* PROBLEM
Produce a perfect copy of the listing, matching each line.

* TASK DATA
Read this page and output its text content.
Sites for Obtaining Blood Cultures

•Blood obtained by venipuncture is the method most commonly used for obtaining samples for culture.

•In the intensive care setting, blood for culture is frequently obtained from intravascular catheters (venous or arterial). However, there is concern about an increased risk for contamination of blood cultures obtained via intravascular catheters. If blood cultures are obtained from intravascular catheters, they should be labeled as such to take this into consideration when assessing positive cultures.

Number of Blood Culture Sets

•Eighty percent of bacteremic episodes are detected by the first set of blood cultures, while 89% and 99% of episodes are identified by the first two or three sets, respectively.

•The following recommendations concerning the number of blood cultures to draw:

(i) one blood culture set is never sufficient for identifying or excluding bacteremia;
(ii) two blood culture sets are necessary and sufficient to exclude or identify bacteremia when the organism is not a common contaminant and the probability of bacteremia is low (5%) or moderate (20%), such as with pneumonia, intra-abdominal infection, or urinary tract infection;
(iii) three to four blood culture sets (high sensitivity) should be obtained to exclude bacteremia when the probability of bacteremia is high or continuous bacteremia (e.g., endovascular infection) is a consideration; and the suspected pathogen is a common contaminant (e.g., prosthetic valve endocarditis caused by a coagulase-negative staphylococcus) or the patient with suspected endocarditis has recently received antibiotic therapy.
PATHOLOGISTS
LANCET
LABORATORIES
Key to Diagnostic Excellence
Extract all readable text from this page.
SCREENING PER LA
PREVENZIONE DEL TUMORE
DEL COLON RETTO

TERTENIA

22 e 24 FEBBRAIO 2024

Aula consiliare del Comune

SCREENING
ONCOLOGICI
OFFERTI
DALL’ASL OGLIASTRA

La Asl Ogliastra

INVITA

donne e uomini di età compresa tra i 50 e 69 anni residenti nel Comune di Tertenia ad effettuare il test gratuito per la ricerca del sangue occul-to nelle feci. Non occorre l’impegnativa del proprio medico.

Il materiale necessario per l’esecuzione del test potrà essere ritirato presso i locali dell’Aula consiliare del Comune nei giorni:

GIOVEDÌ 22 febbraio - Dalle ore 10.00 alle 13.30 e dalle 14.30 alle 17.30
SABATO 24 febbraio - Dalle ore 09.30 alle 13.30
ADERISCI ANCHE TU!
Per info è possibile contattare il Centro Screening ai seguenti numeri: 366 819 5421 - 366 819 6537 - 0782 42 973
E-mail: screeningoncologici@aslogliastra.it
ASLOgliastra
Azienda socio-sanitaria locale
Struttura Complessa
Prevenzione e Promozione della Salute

* RESULT
Read this page and output its text content.
Sites for Obtaining Blood Cultures

•Blood obtained by venipuncture is the method most commonly used for obtaining samples for culture.

•In the intensive care setting, blood for culture is frequently obtained from intravascular catheters (venous or arterial). However, there is concern about an increased risk for contamination of blood cultures obtained via intravascular catheters. If blood cultures are obtained from intravascular catheters, they should be labeled as such to take this into consideration when assessing positive cultures.

Number of Blood Culture Sets

•Eighty percent of bacteremic episodes are detected by the first set of blood cultures, while 89% and 99% of episodes are identified by the first two or three sets, respectively.

•The following recommendations concerning the number of blood cultures to draw:

(i) one blood culture set is never sufficient for identifying or excluding bacteremia;
(ii) two blood culture sets are necessary and sufficient to exclude or identify bacteremia when the organism is not a common contaminant and the probability of bacteremia is low (5%) or moderate (20%), such as with pneumonia, intra-abdominal infection, or urinary tract infection;
(iii) three to four blood culture sets (high sensitivity) should be obtained to exclude bacteremia when the probability of bacteremia is high or continuous bacteremia (e.g., endovascular infection) is a consideration; and the suspected pathogen is a common contaminant (e.g., prosthetic valve endocarditis caused by a coagulase-negative staphylococcus) or the patient with suspected endocarditis has recently received antibiotic therapy.
PATHOLOGISTS
LANCET
LABORATORIES
Key to Diagnostic Excellence
Extract all readable text from this page.
SCREENING PER LA
PREVENZIONE DEL TUMORE
DEL COLON RETTO

TERTENIA

22 e 24 FEBBRAIO 2024

Aula consiliare del Comune

SCREENING
ONCOLOGICI
OFFERTI
DALL’ASL OGLIASTRA

La Asl Ogliastra

INVITA

donne e uomini di età compresa tra i 50 e 69 anni residenti nel Comune di Tertenia ad effettuare il test gratuito per la ricerca del sangue occul-to nelle feci. Non occorre l’impegnativa del proprio medico.

Il materiale necessario per l’esecuzione del test potrà essere ritirato presso i locali dell’Aula consiliare del Comune nei giorni:

GIOVEDÌ 22 febbraio - Dalle ore 10.00 alle 13.30 e dalle 14.30 alle 17.30
SABATO 24 febbraio - Dalle ore 09.30 alle 13.30
ADERISCI ANCHE TU!
Per info è possibile contattare il Centro Screening ai seguenti numeri: 366 819 5421 - 366 819 6537 - 0782 42 973
E-mail: screeningoncologici@aslogliastra.it
ASLOgliastra
Azienda socio-sanitaria locale
Struttura Complessa
Prevenzione e Promozione della Salute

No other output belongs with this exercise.